+++ Data for this task +++

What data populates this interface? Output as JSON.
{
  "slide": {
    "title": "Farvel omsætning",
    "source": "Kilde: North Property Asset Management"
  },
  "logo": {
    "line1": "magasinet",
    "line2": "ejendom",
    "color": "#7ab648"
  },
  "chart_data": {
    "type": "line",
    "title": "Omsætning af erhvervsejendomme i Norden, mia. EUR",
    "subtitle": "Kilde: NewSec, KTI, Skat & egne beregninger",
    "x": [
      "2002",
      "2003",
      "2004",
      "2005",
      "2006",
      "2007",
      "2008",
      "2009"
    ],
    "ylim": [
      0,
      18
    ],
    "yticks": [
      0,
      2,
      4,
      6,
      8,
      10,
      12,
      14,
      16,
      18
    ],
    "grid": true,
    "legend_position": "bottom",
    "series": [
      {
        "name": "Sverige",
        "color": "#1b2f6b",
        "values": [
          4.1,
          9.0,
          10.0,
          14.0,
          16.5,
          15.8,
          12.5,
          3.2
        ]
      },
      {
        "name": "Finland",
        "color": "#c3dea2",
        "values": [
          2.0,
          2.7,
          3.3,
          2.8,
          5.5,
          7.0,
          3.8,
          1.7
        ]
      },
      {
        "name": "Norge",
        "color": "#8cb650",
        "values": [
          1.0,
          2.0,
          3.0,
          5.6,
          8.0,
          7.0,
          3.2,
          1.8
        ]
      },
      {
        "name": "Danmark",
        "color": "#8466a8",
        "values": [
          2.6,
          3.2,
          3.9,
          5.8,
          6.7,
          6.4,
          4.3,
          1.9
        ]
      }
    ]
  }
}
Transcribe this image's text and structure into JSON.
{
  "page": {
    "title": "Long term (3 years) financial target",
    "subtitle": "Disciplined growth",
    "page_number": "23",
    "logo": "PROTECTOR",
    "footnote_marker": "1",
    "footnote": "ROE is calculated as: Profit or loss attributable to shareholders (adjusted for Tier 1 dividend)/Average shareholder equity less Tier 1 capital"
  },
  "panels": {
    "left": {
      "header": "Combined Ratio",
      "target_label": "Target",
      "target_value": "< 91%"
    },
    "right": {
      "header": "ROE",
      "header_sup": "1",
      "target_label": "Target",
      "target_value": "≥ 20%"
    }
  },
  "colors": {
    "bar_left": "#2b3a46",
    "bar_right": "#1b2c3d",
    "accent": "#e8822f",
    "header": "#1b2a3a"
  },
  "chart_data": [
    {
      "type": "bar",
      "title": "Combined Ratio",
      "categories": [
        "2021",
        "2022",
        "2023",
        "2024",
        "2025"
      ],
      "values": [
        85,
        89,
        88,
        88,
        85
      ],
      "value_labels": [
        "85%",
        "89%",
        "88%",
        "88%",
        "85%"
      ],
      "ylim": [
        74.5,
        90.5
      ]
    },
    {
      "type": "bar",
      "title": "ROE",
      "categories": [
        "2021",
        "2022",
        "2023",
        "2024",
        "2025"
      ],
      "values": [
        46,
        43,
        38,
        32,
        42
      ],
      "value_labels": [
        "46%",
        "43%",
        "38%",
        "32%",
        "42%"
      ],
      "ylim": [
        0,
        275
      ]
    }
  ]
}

+++

### Goal
Using the listing above, show every line that includes the string "Ratio".

### Problem solution
      "header": "Combined Ratio",
      "title": "Combined Ratio",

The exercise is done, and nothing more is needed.